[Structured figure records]
+ + +

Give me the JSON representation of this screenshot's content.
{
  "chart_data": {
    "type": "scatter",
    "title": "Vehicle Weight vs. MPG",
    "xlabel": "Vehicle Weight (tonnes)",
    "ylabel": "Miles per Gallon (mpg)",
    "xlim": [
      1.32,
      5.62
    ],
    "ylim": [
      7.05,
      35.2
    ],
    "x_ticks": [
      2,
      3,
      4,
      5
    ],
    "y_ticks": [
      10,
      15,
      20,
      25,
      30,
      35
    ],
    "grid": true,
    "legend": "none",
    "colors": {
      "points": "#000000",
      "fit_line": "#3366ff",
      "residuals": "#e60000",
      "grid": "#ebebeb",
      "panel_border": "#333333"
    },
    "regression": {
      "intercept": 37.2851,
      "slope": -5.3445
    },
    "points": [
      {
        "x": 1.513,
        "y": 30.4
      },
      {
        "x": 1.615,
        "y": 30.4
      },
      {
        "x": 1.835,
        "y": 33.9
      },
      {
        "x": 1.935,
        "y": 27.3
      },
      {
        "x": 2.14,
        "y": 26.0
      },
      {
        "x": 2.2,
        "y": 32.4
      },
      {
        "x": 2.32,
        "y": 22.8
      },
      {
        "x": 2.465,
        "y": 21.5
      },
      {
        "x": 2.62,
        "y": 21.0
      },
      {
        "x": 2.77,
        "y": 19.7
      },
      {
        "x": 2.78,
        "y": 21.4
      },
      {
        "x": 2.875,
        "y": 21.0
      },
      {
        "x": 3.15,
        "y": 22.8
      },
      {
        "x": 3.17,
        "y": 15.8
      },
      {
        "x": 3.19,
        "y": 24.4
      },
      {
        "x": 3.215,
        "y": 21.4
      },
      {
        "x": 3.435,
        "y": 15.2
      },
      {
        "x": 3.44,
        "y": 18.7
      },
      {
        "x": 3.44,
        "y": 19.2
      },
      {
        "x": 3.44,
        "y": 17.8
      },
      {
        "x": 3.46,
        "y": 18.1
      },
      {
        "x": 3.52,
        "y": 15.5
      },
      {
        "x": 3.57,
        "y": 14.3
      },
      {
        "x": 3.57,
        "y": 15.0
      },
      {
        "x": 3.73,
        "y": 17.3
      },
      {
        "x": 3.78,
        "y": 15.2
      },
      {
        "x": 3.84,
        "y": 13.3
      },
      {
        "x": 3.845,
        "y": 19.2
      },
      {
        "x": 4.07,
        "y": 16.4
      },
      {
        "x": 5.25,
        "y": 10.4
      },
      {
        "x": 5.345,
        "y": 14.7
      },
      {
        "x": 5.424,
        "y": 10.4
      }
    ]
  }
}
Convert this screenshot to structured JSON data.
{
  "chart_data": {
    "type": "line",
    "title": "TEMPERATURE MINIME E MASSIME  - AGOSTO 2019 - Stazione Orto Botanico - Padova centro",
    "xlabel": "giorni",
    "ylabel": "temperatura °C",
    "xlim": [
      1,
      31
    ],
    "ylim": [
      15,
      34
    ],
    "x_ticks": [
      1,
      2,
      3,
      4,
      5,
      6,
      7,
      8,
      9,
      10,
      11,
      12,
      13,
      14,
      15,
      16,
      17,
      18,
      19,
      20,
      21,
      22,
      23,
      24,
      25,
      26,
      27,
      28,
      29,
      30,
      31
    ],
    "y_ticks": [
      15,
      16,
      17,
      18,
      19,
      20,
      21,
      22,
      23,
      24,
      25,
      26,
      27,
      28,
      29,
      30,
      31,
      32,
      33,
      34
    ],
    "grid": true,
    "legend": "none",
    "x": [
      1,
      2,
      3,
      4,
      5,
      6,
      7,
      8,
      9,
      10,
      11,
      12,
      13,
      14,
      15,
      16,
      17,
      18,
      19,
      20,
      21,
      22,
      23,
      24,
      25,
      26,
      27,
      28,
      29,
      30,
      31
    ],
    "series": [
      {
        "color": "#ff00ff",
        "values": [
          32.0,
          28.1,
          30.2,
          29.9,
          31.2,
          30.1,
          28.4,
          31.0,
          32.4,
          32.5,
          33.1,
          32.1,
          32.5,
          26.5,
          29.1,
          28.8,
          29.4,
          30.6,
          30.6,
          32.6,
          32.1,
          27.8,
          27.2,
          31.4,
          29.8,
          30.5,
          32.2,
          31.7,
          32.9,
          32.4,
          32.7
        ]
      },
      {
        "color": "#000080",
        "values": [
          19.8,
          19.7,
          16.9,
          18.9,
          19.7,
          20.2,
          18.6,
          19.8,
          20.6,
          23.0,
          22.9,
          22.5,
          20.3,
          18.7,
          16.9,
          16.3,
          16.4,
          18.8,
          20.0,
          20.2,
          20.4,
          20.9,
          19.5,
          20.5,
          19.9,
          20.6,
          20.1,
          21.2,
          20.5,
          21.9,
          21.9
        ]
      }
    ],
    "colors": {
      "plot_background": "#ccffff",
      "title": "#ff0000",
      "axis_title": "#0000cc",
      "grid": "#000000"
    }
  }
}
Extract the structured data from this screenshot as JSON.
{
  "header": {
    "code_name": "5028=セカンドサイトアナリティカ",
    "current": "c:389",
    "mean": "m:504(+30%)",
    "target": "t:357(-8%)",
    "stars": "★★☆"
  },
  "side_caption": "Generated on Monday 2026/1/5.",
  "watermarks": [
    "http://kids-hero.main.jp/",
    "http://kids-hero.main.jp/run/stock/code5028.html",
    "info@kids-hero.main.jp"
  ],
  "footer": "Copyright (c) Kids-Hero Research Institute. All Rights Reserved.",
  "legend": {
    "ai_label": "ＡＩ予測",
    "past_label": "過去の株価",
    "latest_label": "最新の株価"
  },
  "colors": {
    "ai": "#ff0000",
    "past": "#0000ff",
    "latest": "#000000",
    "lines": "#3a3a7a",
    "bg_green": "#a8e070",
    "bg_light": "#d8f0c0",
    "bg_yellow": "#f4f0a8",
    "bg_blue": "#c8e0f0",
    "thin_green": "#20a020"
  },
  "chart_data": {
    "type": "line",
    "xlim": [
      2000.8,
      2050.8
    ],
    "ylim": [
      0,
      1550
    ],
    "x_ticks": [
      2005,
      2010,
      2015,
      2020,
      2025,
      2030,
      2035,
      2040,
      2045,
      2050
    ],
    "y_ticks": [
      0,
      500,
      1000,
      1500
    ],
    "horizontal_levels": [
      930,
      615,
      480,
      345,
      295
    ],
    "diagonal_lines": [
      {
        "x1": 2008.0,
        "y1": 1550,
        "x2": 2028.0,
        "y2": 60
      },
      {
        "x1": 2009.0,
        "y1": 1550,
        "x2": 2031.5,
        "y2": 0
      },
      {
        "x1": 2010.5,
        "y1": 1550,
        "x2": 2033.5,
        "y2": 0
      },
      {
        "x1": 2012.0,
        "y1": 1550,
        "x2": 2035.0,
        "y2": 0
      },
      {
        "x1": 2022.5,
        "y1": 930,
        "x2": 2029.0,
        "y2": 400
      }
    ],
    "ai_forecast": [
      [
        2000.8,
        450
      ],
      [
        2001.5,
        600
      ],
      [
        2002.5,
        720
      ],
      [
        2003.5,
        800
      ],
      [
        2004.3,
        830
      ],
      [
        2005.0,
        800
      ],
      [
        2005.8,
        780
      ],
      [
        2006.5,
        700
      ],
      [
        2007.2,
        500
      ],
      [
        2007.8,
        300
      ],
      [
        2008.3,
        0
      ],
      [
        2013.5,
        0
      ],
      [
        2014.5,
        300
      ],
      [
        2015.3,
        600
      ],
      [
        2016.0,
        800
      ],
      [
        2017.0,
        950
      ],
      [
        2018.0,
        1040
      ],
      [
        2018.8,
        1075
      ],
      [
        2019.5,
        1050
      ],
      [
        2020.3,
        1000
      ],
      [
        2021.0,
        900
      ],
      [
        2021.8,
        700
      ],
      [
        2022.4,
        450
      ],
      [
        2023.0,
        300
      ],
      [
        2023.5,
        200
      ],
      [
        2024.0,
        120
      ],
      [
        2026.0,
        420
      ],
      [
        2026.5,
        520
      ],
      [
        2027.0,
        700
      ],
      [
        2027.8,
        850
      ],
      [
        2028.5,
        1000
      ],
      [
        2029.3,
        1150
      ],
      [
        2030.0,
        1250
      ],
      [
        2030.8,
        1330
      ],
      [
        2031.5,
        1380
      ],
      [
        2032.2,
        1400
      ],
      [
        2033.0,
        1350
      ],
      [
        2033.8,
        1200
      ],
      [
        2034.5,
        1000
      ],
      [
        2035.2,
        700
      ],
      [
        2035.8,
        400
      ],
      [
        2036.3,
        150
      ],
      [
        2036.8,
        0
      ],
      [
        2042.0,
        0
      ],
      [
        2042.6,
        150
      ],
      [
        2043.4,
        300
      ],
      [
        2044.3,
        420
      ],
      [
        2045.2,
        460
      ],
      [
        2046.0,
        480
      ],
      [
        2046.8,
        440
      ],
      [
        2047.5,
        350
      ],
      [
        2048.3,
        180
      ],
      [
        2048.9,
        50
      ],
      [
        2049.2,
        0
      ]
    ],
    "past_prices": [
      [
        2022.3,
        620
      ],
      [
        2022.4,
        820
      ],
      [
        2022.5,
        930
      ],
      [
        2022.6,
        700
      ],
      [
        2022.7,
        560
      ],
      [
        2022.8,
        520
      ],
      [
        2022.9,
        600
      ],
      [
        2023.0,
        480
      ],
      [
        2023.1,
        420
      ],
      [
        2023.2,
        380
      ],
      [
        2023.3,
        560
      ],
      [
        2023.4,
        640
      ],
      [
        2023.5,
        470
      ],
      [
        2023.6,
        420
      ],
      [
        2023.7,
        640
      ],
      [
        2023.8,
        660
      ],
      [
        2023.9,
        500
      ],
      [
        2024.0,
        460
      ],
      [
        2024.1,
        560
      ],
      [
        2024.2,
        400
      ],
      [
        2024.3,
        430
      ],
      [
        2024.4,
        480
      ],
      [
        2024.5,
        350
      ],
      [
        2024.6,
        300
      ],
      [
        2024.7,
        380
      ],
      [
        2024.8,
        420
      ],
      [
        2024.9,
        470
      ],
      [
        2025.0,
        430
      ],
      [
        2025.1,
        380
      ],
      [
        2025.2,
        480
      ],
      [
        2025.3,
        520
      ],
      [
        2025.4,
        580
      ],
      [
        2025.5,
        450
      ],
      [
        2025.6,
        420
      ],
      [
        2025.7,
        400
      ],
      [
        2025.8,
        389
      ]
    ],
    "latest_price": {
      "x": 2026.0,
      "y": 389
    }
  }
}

+ + +

- Exercise description: For each line above that contains the word "xlabel", copy that line.

- Response to the exercise:
    "xlabel": "Vehicle Weight (tonnes)",
    "xlabel": "giorni",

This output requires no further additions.